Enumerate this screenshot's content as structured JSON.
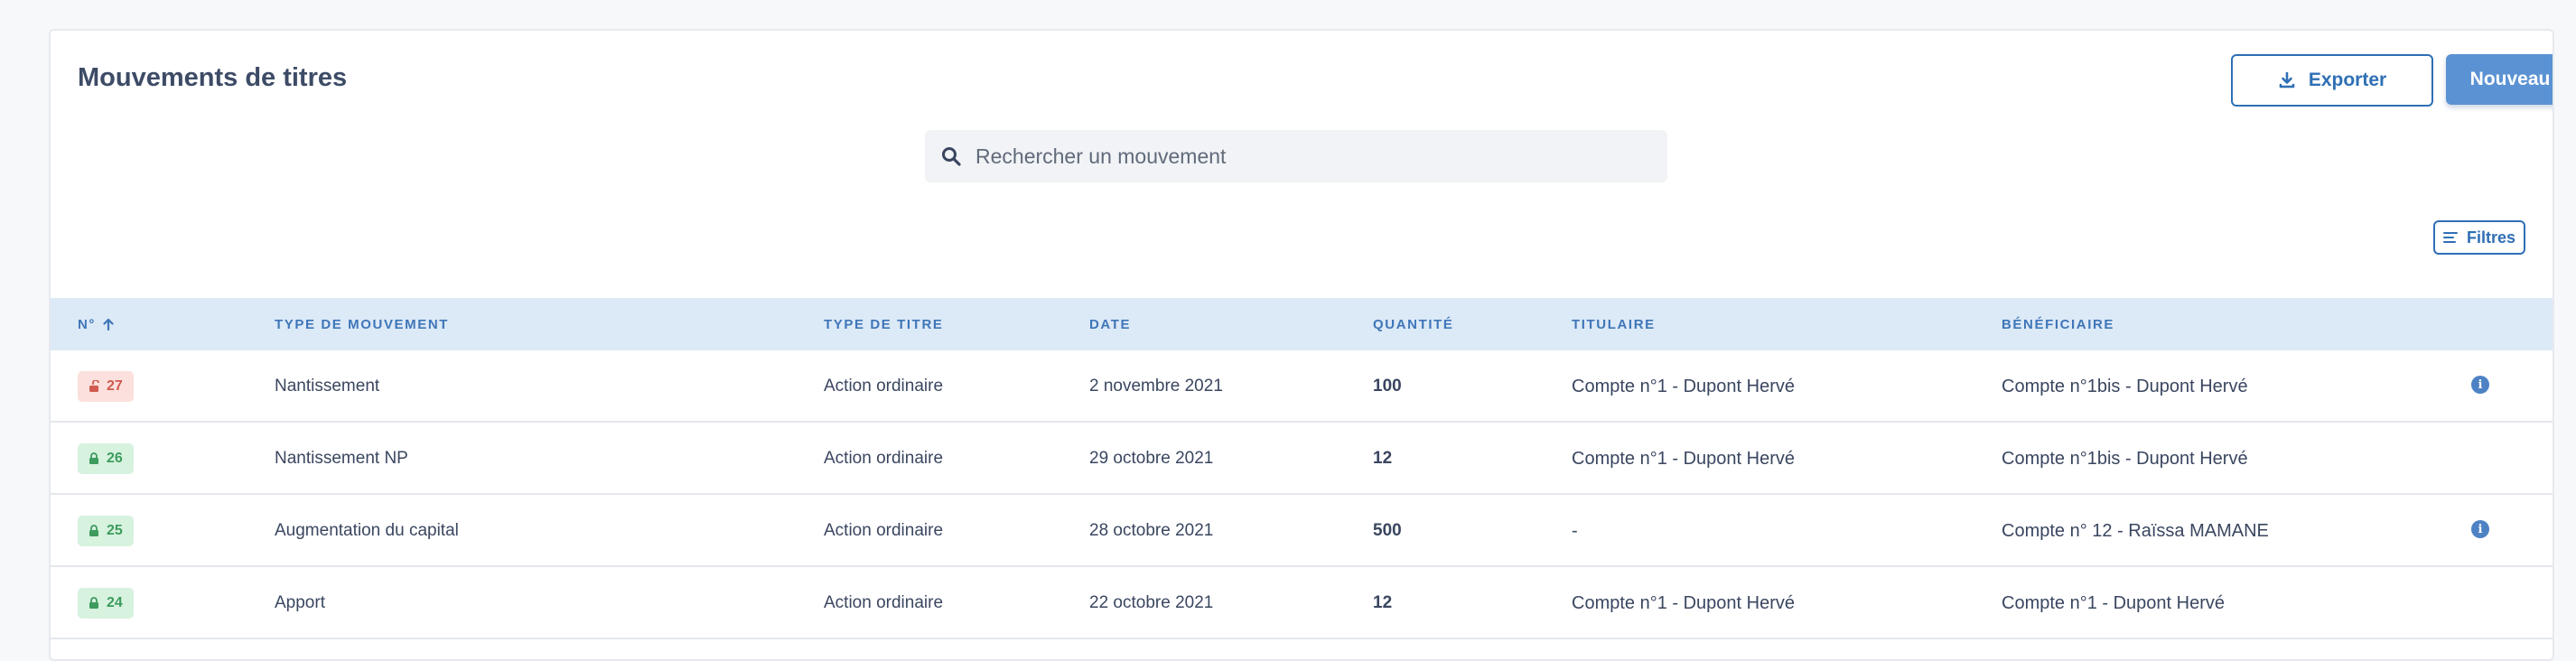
{
  "header": {
    "title": "Mouvements de titres",
    "export_label": "Exporter",
    "new_label": "Nouveau"
  },
  "search": {
    "placeholder": "Rechercher un mouvement"
  },
  "filters": {
    "label": "Filtres"
  },
  "colors": {
    "accent": "#2f6fb5",
    "primary_button": "#5b92d3",
    "header_row": "#dce9f7",
    "badge_red_bg": "#fbe0dd",
    "badge_green_bg": "#d7f2df"
  },
  "table": {
    "columns": {
      "num": "N°",
      "type_mouvement": "TYPE DE MOUVEMENT",
      "type_titre": "TYPE DE TITRE",
      "date": "DATE",
      "quantite": "QUANTITÉ",
      "titulaire": "TITULAIRE",
      "beneficiaire": "BÉNÉFICIAIRE"
    },
    "sort_icon": "arrow-up-icon",
    "rows": [
      {
        "num": "27",
        "badge": "red",
        "icon": "unlock-icon",
        "type_mouvement": "Nantissement",
        "type_titre": "Action ordinaire",
        "date": "2 novembre 2021",
        "quantite": "100",
        "titulaire": "Compte n°1 - Dupont Hervé",
        "beneficiaire": "Compte n°1bis - Dupont Hervé",
        "info": true
      },
      {
        "num": "26",
        "badge": "green",
        "icon": "lock-icon",
        "type_mouvement": "Nantissement NP",
        "type_titre": "Action ordinaire",
        "date": "29 octobre 2021",
        "quantite": "12",
        "titulaire": "Compte n°1 - Dupont Hervé",
        "beneficiaire": "Compte n°1bis - Dupont Hervé",
        "info": false
      },
      {
        "num": "25",
        "badge": "green",
        "icon": "lock-icon",
        "type_mouvement": "Augmentation du capital",
        "type_titre": "Action ordinaire",
        "date": "28 octobre 2021",
        "quantite": "500",
        "titulaire": "-",
        "beneficiaire": "Compte n° 12 - Raïssa MAMANE",
        "info": true
      },
      {
        "num": "24",
        "badge": "green",
        "icon": "lock-icon",
        "type_mouvement": "Apport",
        "type_titre": "Action ordinaire",
        "date": "22 octobre 2021",
        "quantite": "12",
        "titulaire": "Compte n°1 - Dupont Hervé",
        "beneficiaire": "Compte n°1 - Dupont Hervé",
        "info": false
      }
    ]
  }
}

**PROMPT:** Word for word, quote the full listing, omitting every picture.

**EXPECTED ANSWER:**
Enumerate this screenshot's content as structured JSON.
{
  "header": {
    "title": "Mouvements de titres",
    "export_label": "Exporter",
    "new_label": "Nouveau"
  },
  "search": {
    "placeholder": "Rechercher un mouvement"
  },
  "filters": {
    "label": "Filtres"
  },
  "colors": {
    "accent": "#2f6fb5",
    "primary_button": "#5b92d3",
    "header_row": "#dce9f7",
    "badge_red_bg": "#fbe0dd",
    "badge_green_bg": "#d7f2df"
  },
  "table": {
    "columns": {
      "num": "N°",
      "type_mouvement": "TYPE DE MOUVEMENT",
      "type_titre": "TYPE DE TITRE",
      "date": "DATE",
      "quantite": "QUANTITÉ",
      "titulaire": "TITULAIRE",
      "beneficiaire": "BÉNÉFICIAIRE"
    },
    "sort_icon": "arrow-up-icon",
    "rows": [
      {
        "num": "27",
        "badge": "red",
        "icon": "unlock-icon",
        "type_mouvement": "Nantissement",
        "type_titre": "Action ordinaire",
        "date": "2 novembre 2021",
        "quantite": "100",
        "titulaire": "Compte n°1 - Dupont Hervé",
        "beneficiaire": "Compte n°1bis - Dupont Hervé",
        "info": true
      },
      {
        "num": "26",
        "badge": "green",
        "icon": "lock-icon",
        "type_mouvement": "Nantissement NP",
        "type_titre": "Action ordinaire",
        "date": "29 octobre 2021",
        "quantite": "12",
        "titulaire": "Compte n°1 - Dupont Hervé",
        "beneficiaire": "Compte n°1bis - Dupont Hervé",
        "info": false
      },
      {
        "num": "25",
        "badge": "green",
        "icon": "lock-icon",
        "type_mouvement": "Augmentation du capital",
        "type_titre": "Action ordinaire",
        "date": "28 octobre 2021",
        "quantite": "500",
        "titulaire": "-",
        "beneficiaire": "Compte n° 12 - Raïssa MAMANE",
        "info": true
      },
      {
        "num": "24",
        "badge": "green",
        "icon": "lock-icon",
        "type_mouvement": "Apport",
        "type_titre": "Action ordinaire",
        "date": "22 octobre 2021",
        "quantite": "12",
        "titulaire": "Compte n°1 - Dupont Hervé",
        "beneficiaire": "Compte n°1 - Dupont Hervé",
        "info": false
      }
    ]
  }
}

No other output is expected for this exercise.